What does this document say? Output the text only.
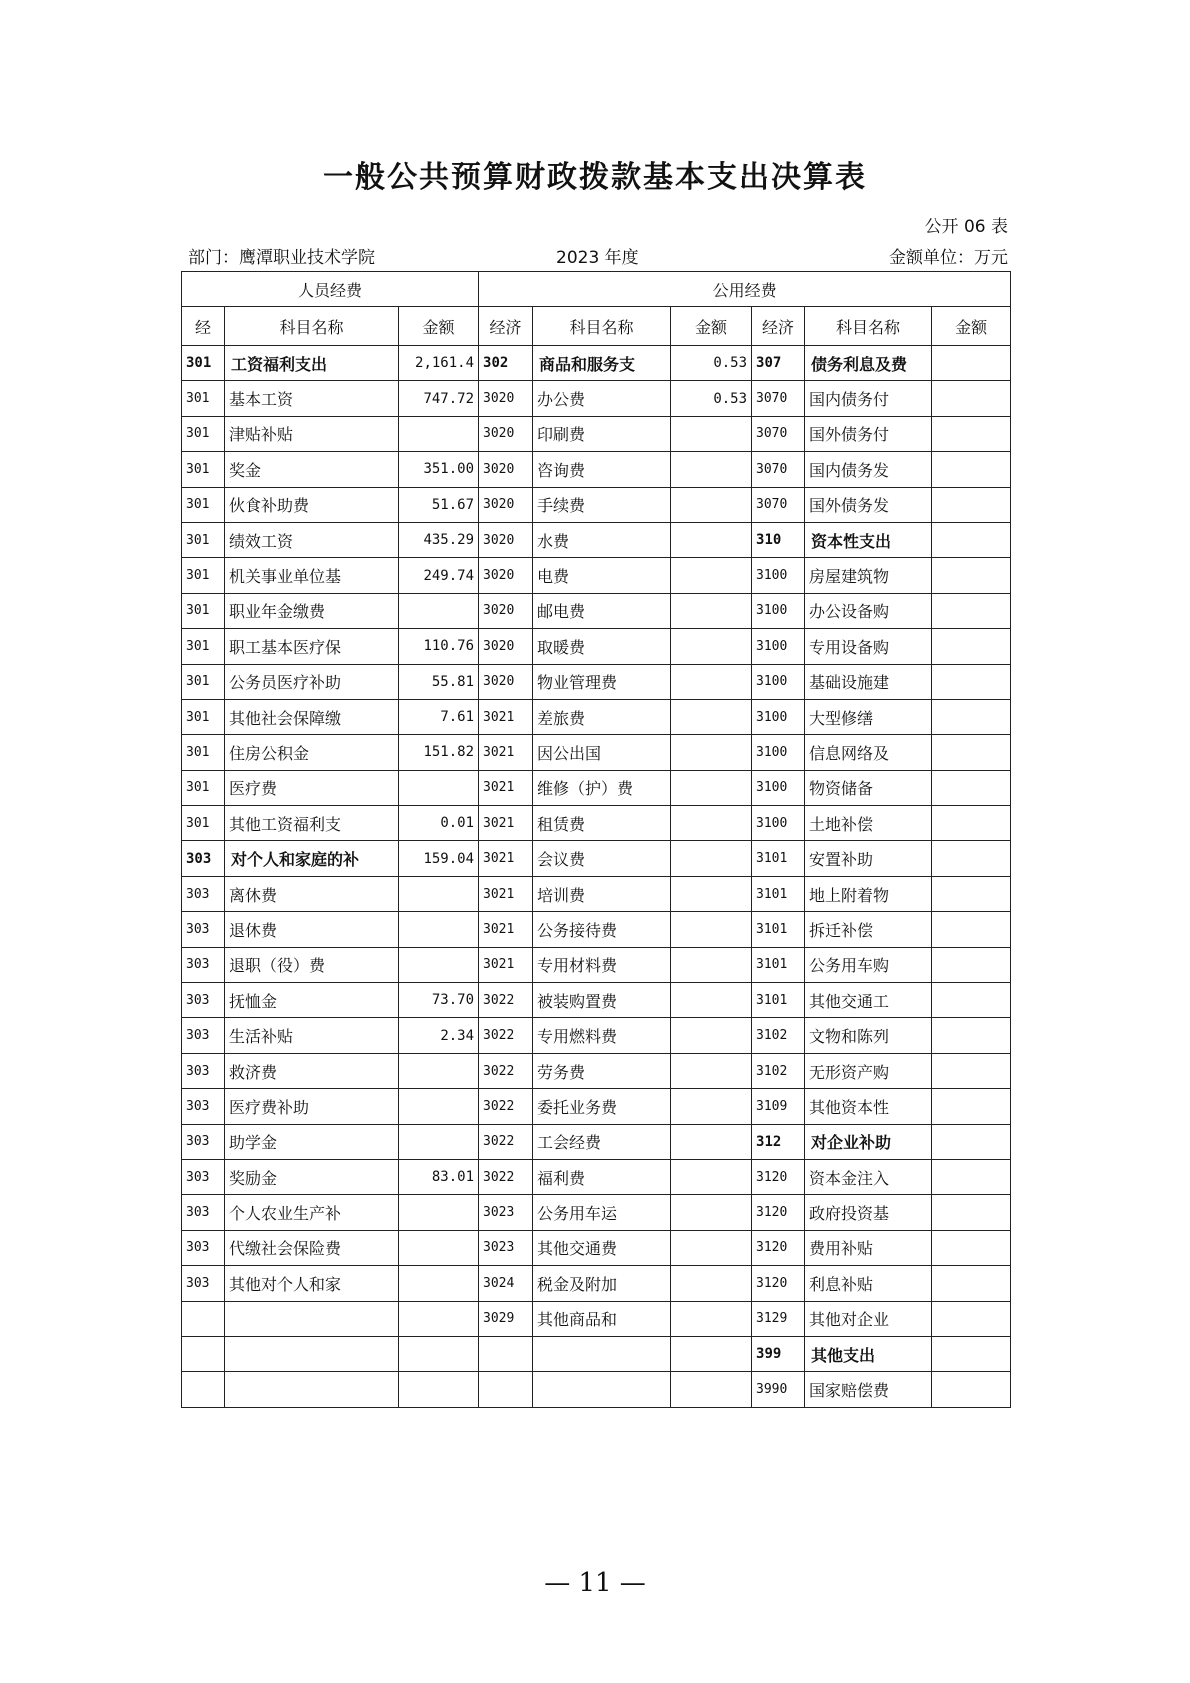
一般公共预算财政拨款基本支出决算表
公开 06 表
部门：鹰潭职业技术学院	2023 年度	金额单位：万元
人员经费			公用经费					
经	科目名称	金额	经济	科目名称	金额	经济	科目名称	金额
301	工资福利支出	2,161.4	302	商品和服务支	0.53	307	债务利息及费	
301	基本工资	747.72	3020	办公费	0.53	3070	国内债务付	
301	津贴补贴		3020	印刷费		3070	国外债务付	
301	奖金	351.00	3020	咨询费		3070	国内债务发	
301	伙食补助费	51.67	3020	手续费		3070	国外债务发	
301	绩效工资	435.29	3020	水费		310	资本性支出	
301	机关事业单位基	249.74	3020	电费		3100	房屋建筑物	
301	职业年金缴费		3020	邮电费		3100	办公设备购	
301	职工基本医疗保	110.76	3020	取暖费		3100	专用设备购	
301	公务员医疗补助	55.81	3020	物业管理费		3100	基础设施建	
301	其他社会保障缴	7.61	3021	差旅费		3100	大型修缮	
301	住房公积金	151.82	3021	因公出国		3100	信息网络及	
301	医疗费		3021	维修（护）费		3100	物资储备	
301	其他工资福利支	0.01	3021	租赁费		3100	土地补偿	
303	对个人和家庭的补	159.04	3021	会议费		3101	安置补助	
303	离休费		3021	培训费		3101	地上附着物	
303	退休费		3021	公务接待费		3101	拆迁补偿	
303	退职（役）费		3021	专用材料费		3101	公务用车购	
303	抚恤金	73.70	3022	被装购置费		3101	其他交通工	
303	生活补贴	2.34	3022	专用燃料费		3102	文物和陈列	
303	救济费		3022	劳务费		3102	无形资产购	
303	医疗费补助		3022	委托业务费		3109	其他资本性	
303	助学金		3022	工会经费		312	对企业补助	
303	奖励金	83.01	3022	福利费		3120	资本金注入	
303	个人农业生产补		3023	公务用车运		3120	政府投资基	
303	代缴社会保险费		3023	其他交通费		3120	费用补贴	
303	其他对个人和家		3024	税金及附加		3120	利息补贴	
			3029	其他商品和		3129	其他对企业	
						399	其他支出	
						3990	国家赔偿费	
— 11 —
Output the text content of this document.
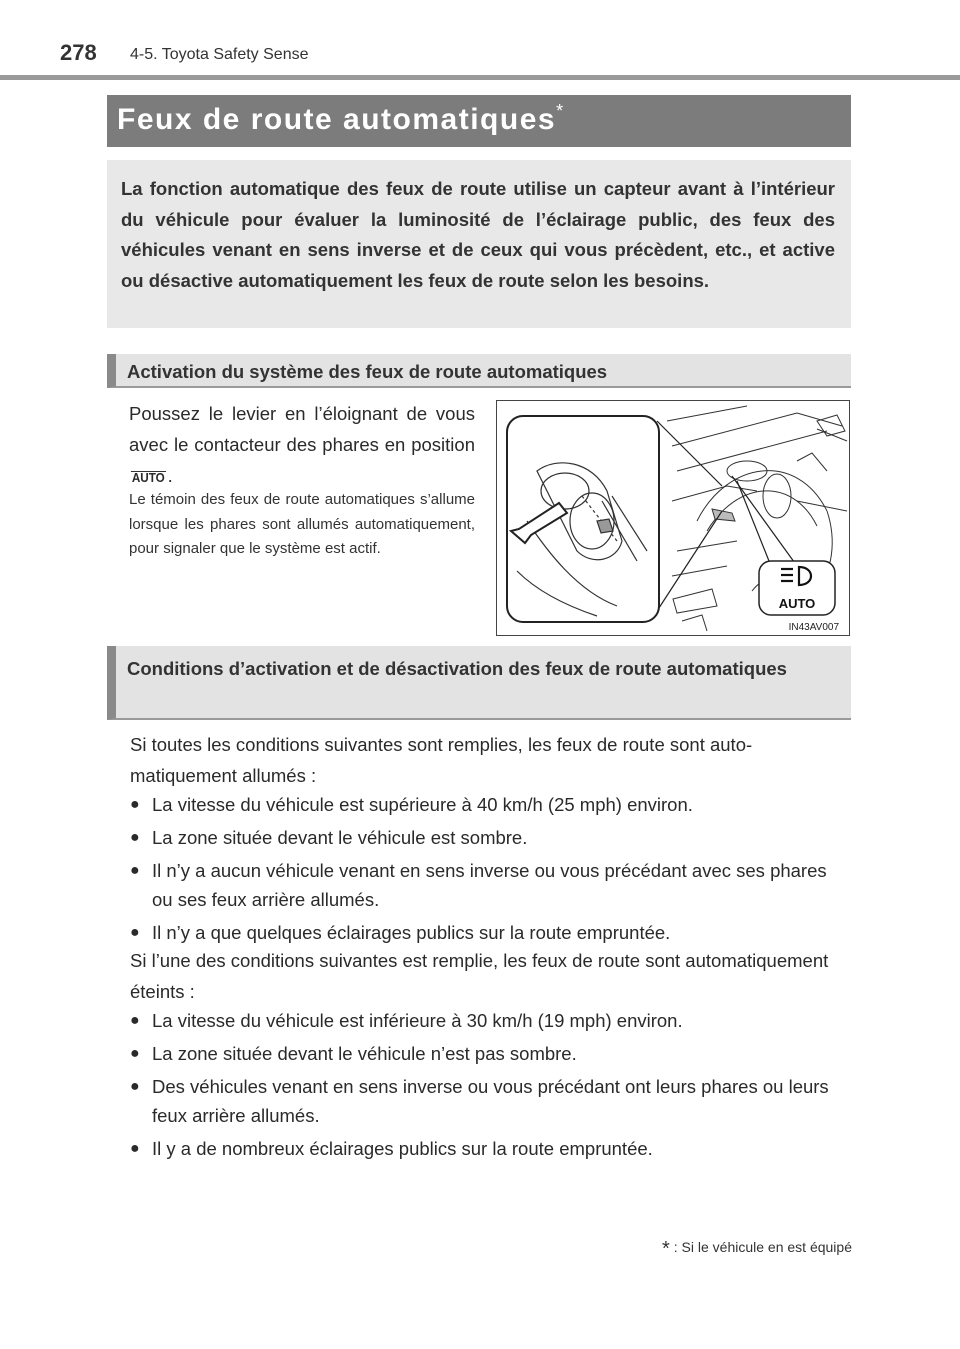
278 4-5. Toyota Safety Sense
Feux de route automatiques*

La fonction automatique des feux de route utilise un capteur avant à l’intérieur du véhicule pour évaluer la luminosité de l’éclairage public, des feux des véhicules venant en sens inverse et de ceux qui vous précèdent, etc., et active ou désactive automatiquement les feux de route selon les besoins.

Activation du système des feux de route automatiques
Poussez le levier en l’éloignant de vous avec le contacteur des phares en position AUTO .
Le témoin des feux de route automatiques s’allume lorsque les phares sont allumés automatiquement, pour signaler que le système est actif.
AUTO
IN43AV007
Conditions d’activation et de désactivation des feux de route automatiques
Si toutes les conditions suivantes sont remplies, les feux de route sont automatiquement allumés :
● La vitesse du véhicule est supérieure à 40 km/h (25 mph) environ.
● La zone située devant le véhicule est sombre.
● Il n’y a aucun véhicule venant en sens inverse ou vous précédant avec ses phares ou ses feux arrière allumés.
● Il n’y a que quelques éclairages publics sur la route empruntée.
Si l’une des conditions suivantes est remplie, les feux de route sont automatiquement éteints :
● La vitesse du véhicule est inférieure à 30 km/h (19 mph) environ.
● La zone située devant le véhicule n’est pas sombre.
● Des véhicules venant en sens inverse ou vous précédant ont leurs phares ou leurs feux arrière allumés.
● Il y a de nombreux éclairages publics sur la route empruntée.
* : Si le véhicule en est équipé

======

**REQUIREMENTS:**
Every entry above needs to be retyped exactly; drop the pictures.

**TASK RESULT:**
What does this document say? Output the text only.
一般公共预算财政拨款基本支出决算表
公开 06 表
部门：鹰潭职业技术学院	2023 年度	金额单位：万元
人员经费			公用经费					
经	科目名称	金额	经济	科目名称	金额	经济	科目名称	金额
301	工资福利支出	2,161.4	302	商品和服务支	0.53	307	债务利息及费	
301	基本工资	747.72	3020	办公费	0.53	3070	国内债务付	
301	津贴补贴		3020	印刷费		3070	国外债务付	
301	奖金	351.00	3020	咨询费		3070	国内债务发	
301	伙食补助费	51.67	3020	手续费		3070	国外债务发	
301	绩效工资	435.29	3020	水费		310	资本性支出	
301	机关事业单位基	249.74	3020	电费		3100	房屋建筑物	
301	职业年金缴费		3020	邮电费		3100	办公设备购	
301	职工基本医疗保	110.76	3020	取暖费		3100	专用设备购	
301	公务员医疗补助	55.81	3020	物业管理费		3100	基础设施建	
301	其他社会保障缴	7.61	3021	差旅费		3100	大型修缮	
301	住房公积金	151.82	3021	因公出国		3100	信息网络及	
301	医疗费		3021	维修（护）费		3100	物资储备	
301	其他工资福利支	0.01	3021	租赁费		3100	土地补偿	
303	对个人和家庭的补	159.04	3021	会议费		3101	安置补助	
303	离休费		3021	培训费		3101	地上附着物	
303	退休费		3021	公务接待费		3101	拆迁补偿	
303	退职（役）费		3021	专用材料费		3101	公务用车购	
303	抚恤金	73.70	3022	被装购置费		3101	其他交通工	
303	生活补贴	2.34	3022	专用燃料费		3102	文物和陈列	
303	救济费		3022	劳务费		3102	无形资产购	
303	医疗费补助		3022	委托业务费		3109	其他资本性	
303	助学金		3022	工会经费		312	对企业补助	
303	奖励金	83.01	3022	福利费		3120	资本金注入	
303	个人农业生产补		3023	公务用车运		3120	政府投资基	
303	代缴社会保险费		3023	其他交通费		3120	费用补贴	
303	其他对个人和家		3024	税金及附加		3120	利息补贴	
			3029	其他商品和		3129	其他对企业	
						399	其他支出	
						3990	国家赔偿费	
— 11 —
Output the text content of this document.
278 4-5. Toyota Safety Sense
Feux de route automatiques*

La fonction automatique des feux de route utilise un capteur avant à l’intérieur du véhicule pour évaluer la luminosité de l’éclairage public, des feux des véhicules venant en sens inverse et de ceux qui vous précèdent, etc., et active ou désactive automatiquement les feux de route selon les besoins.

Activation du système des feux de route automatiques
Poussez le levier en l’éloignant de vous avec le contacteur des phares en position AUTO .
Le témoin des feux de route automatiques s’allume lorsque les phares sont allumés automatiquement, pour signaler que le système est actif.
AUTO
IN43AV007
Conditions d’activation et de désactivation des feux de route automatiques
Si toutes les conditions suivantes sont remplies, les feux de route sont automatiquement allumés :
● La vitesse du véhicule est supérieure à 40 km/h (25 mph) environ.
● La zone située devant le véhicule est sombre.
● Il n’y a aucun véhicule venant en sens inverse ou vous précédant avec ses phares ou ses feux arrière allumés.
● Il n’y a que quelques éclairages publics sur la route empruntée.
Si l’une des conditions suivantes est remplie, les feux de route sont automatiquement éteints :
● La vitesse du véhicule est inférieure à 30 km/h (19 mph) environ.
● La zone située devant le véhicule n’est pas sombre.
● Des véhicules venant en sens inverse ou vous précédant ont leurs phares ou leurs feux arrière allumés.
● Il y a de nombreux éclairages publics sur la route empruntée.
* : Si le véhicule en est équipé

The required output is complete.